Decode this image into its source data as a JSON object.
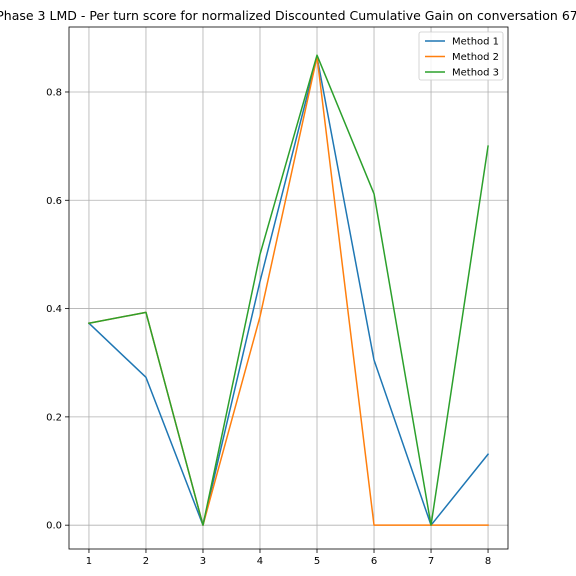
{
  "chart_data": {
    "type": "line",
    "title": "Phase 3 LMD - Per turn score for normalized Discounted Cumulative Gain on conversation 67",
    "xlabel": "",
    "ylabel": "",
    "x": [
      1,
      2,
      3,
      4,
      5,
      6,
      7,
      8
    ],
    "xticks": [
      1,
      2,
      3,
      4,
      5,
      6,
      7,
      8
    ],
    "yticks": [
      0.0,
      0.2,
      0.4,
      0.6,
      0.8
    ],
    "ytick_labels": [
      "0.0",
      "0.2",
      "0.4",
      "0.6",
      "0.8"
    ],
    "xlim": [
      0.65,
      8.35
    ],
    "ylim": [
      -0.044,
      0.92
    ],
    "grid": true,
    "legend_position": "top-right",
    "series": [
      {
        "name": "Method 1",
        "color": "#1f77b4",
        "values": [
          0.373,
          0.273,
          0.0,
          0.45,
          0.865,
          0.305,
          0.0,
          0.131
        ]
      },
      {
        "name": "Method 2",
        "color": "#ff7f0e",
        "values": [
          0.373,
          0.393,
          0.0,
          0.385,
          0.865,
          0.0,
          0.0,
          0.0
        ]
      },
      {
        "name": "Method 3",
        "color": "#2ca02c",
        "values": [
          0.373,
          0.393,
          0.0,
          0.5,
          0.868,
          0.612,
          0.0,
          0.7
        ]
      }
    ]
  }
}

_DO THIS_
Look through the material above and work out how many of its lines contain "Method". State the number only.

_SOLUTION TO THE EXERCISE_
3